[Start of DATA SUPPLIED]
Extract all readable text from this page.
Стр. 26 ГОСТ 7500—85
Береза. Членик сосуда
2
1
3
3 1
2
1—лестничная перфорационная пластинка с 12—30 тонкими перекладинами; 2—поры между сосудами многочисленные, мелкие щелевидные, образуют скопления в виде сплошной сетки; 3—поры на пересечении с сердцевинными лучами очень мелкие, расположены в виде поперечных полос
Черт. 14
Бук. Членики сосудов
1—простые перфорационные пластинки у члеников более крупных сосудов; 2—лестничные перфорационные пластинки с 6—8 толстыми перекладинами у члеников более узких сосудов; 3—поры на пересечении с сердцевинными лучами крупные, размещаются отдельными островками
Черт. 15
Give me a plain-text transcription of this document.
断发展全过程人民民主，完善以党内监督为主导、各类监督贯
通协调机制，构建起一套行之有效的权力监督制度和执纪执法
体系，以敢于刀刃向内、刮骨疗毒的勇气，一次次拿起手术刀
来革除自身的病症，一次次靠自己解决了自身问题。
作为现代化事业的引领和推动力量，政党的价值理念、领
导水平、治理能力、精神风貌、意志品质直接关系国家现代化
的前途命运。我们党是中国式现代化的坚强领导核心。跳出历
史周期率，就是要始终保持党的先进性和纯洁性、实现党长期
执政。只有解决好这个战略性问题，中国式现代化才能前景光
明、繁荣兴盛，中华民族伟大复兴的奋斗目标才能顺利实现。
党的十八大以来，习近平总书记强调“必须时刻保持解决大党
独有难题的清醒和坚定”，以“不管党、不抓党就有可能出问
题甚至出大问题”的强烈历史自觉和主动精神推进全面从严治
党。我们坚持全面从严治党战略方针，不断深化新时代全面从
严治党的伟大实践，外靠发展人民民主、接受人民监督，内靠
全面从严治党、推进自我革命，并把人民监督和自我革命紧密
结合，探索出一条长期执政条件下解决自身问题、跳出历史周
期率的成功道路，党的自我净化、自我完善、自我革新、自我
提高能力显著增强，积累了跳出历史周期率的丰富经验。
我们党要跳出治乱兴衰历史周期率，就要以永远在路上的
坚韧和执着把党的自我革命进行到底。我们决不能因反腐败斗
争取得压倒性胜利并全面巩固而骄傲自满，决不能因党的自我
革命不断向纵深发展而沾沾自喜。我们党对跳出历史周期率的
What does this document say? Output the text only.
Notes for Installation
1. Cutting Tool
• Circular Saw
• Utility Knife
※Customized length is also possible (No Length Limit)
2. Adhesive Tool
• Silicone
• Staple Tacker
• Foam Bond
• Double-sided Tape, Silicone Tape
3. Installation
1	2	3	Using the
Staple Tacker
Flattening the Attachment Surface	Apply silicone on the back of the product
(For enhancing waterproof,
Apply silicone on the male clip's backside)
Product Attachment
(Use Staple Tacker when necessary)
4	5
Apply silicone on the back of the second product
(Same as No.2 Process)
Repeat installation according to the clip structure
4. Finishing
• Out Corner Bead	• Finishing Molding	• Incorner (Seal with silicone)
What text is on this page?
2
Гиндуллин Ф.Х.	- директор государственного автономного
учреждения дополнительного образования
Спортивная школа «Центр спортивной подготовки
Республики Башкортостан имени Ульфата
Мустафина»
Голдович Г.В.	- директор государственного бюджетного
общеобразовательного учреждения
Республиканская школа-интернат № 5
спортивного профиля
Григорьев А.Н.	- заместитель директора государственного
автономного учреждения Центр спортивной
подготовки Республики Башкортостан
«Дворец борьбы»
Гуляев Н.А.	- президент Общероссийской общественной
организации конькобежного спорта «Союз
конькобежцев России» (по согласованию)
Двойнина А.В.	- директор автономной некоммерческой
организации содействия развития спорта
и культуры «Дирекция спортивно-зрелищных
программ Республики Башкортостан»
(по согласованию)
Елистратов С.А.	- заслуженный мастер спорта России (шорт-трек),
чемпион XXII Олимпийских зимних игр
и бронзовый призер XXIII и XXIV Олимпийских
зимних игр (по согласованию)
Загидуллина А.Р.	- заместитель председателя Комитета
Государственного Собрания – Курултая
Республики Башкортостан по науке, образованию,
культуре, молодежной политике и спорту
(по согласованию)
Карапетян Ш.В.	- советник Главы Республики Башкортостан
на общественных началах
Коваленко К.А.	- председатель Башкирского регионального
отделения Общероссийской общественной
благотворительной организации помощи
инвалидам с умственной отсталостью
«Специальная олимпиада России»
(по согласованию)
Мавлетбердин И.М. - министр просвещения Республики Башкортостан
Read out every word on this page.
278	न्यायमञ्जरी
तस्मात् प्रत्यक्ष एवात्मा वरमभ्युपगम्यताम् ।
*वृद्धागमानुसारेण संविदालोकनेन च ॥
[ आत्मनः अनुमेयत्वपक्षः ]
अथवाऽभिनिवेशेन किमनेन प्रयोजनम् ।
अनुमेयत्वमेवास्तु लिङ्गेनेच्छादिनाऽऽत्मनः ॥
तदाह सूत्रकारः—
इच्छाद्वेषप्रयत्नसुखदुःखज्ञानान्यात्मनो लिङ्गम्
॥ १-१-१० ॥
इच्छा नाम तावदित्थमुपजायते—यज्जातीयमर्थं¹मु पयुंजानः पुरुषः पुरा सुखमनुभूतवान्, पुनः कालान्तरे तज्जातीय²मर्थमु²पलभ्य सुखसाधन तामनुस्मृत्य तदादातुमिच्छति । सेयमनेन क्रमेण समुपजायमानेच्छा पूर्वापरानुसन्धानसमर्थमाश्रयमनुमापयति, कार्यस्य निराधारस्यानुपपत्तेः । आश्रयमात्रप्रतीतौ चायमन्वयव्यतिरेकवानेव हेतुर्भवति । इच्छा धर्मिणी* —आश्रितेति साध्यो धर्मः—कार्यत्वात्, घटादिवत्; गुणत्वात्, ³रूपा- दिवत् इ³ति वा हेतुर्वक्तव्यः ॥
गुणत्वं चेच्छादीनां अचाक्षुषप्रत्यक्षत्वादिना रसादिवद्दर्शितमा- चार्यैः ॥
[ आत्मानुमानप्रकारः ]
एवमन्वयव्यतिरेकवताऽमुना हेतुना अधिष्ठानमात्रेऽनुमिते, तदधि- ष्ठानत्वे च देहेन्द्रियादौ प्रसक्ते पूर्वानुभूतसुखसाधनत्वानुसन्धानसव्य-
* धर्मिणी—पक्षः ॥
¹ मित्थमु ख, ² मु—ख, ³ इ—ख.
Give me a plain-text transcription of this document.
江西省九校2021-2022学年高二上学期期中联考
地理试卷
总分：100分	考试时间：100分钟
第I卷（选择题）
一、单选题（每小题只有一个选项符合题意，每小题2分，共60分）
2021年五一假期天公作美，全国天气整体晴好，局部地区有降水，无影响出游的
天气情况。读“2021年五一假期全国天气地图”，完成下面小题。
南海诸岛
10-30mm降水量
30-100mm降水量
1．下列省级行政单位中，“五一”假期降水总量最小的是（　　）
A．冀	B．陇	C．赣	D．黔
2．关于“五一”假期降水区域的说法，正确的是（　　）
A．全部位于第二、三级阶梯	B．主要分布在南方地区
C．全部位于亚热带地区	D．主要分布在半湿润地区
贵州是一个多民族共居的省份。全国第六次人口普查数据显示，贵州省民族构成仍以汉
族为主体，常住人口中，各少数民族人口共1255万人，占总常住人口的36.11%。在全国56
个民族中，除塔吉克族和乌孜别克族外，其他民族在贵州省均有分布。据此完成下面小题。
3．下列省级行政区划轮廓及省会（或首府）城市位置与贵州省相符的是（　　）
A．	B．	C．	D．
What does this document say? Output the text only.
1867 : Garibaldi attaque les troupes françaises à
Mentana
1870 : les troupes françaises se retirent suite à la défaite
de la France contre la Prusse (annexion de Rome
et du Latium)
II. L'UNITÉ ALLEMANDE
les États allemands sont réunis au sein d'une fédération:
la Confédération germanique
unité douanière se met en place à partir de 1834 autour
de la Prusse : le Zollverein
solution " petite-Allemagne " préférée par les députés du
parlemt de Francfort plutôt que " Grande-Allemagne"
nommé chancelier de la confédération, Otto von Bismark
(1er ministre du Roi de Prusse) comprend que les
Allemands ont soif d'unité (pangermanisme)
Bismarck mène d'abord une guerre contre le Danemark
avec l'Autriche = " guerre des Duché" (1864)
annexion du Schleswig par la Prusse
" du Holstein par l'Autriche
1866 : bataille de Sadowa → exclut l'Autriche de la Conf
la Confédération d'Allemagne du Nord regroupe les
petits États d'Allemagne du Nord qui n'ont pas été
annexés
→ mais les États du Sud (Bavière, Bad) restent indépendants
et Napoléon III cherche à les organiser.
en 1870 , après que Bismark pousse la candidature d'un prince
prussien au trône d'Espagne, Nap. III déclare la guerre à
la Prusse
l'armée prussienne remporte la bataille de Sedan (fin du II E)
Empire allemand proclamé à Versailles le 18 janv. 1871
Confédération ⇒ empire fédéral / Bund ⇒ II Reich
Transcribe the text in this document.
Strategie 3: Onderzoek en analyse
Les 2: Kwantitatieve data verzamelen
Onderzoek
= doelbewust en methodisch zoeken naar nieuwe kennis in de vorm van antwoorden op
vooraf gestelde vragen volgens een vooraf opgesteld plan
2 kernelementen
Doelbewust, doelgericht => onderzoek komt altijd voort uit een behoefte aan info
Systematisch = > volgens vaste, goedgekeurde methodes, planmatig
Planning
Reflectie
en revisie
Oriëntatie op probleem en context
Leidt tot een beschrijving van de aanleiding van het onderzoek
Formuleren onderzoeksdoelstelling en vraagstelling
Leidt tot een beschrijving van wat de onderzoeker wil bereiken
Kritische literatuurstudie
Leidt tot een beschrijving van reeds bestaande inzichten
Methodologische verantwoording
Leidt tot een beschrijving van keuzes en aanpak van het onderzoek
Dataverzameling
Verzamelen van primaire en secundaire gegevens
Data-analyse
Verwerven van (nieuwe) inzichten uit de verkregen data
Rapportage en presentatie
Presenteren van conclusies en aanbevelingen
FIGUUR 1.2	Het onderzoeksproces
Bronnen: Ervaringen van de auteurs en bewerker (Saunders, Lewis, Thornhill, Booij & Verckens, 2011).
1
[End of DATA SUPPLIED]
◆ WHAT TO DO ◆
Look above for every line with the word "организации" and copy it.

◆ ANSWER TO THE TASK ◆
организации конькобежного спорта «Союз
организации содействия развития спорта
благотворительной организации помощи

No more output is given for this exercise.